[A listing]
++++++

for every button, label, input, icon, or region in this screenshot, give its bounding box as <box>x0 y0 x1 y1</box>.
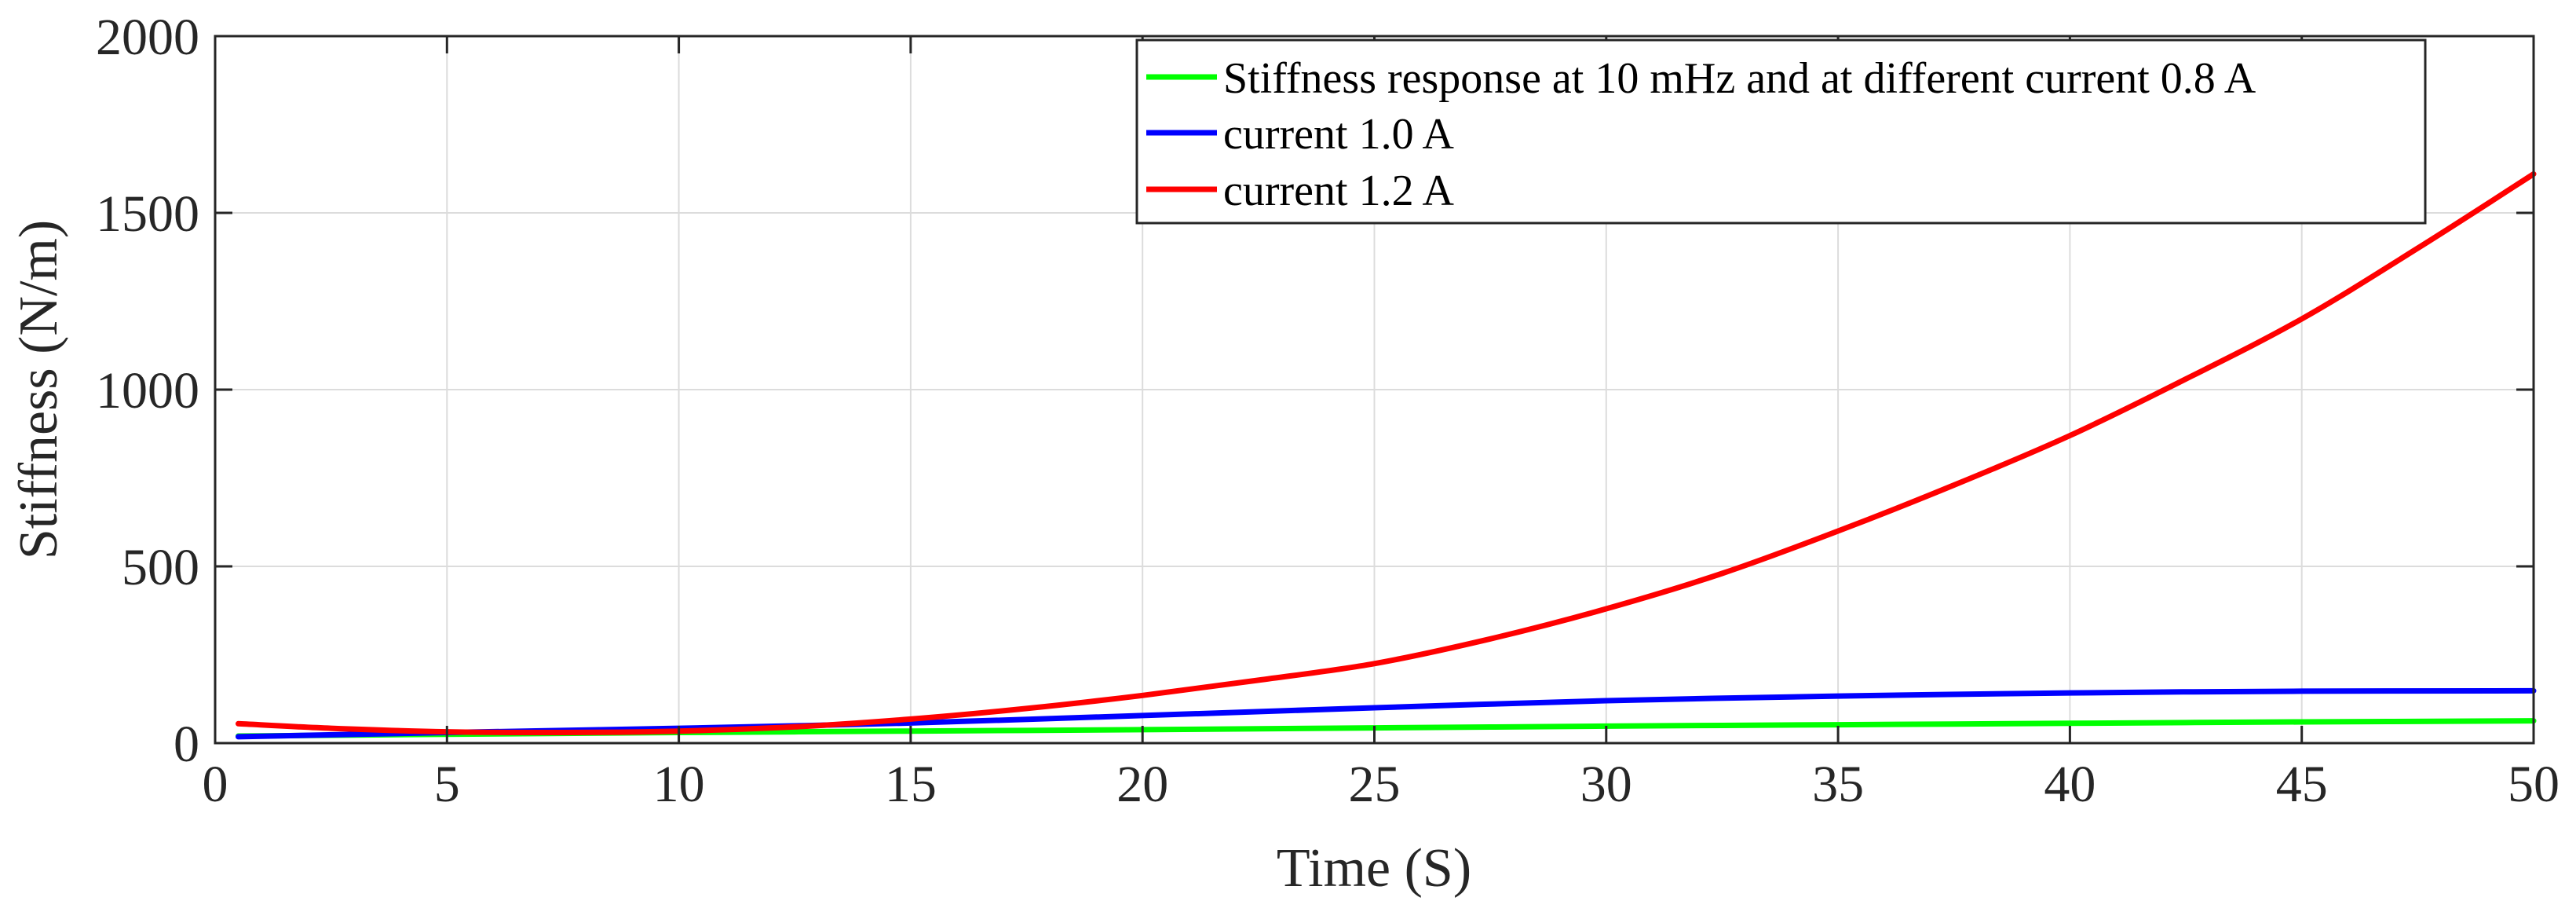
y-tick-label: 1500 <box>96 185 199 243</box>
y-tick-label: 0 <box>174 716 199 773</box>
x-tick-label: 25 <box>1349 756 1401 813</box>
x-tick-label: 20 <box>1116 756 1168 813</box>
legend-label-0.8a: Stiffness response at 10 mHz and at diff… <box>1223 54 2256 103</box>
legend-label-1.0a: current 1.0 A <box>1223 110 1454 159</box>
x-tick-label: 50 <box>2508 756 2560 813</box>
x-tick-label: 40 <box>2044 756 2096 813</box>
legend: Stiffness response at 10 mHz and at diff… <box>1135 38 2427 225</box>
x-tick-label: 5 <box>434 756 460 813</box>
y-tick-label: 1000 <box>96 362 199 419</box>
y-axis-title: Stiffness (N/m) <box>9 220 69 559</box>
x-tick-label: 10 <box>653 756 705 813</box>
x-tick-label: 15 <box>885 756 937 813</box>
x-tick-label: 45 <box>2276 756 2328 813</box>
x-tick-label: 30 <box>1580 756 1632 813</box>
y-tick-label: 2000 <box>96 9 199 66</box>
legend-box <box>1135 38 2427 225</box>
y-tick-label: 500 <box>122 539 199 596</box>
legend-label-1.2a: current 1.2 A <box>1223 167 1454 215</box>
series-line-1.2a <box>236 171 2537 736</box>
x-tick-label: 0 <box>203 756 228 813</box>
x-tick-label: 35 <box>1812 756 1864 813</box>
x-axis-title: Time (S) <box>1277 838 1471 899</box>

++++++

## What is asked
Copy the listing above word for word, omitting any pictures.

## Exercise result
for every button, label, input, icon, or region in this screenshot, give its bounding box as <box>x0 y0 x1 y1</box>.
y-tick-label: 1500 <box>96 185 199 243</box>
y-tick-label: 0 <box>174 716 199 773</box>
x-tick-label: 25 <box>1349 756 1401 813</box>
x-tick-label: 20 <box>1116 756 1168 813</box>
legend-label-0.8a: Stiffness response at 10 mHz and at diff… <box>1223 54 2256 103</box>
legend-label-1.0a: current 1.0 A <box>1223 110 1454 159</box>
x-tick-label: 50 <box>2508 756 2560 813</box>
x-tick-label: 40 <box>2044 756 2096 813</box>
legend: Stiffness response at 10 mHz and at diff… <box>1135 38 2427 225</box>
x-tick-label: 5 <box>434 756 460 813</box>
y-tick-label: 1000 <box>96 362 199 419</box>
y-axis-title: Stiffness (N/m) <box>9 220 69 559</box>
x-tick-label: 10 <box>653 756 705 813</box>
x-tick-label: 15 <box>885 756 937 813</box>
x-tick-label: 45 <box>2276 756 2328 813</box>
x-tick-label: 30 <box>1580 756 1632 813</box>
y-tick-label: 2000 <box>96 9 199 66</box>
legend-box <box>1135 38 2427 225</box>
y-tick-label: 500 <box>122 539 199 596</box>
legend-label-1.2a: current 1.2 A <box>1223 167 1454 215</box>
series-line-1.2a <box>236 171 2537 736</box>
x-tick-label: 0 <box>203 756 228 813</box>
x-tick-label: 35 <box>1812 756 1864 813</box>
x-axis-title: Time (S) <box>1277 838 1471 899</box>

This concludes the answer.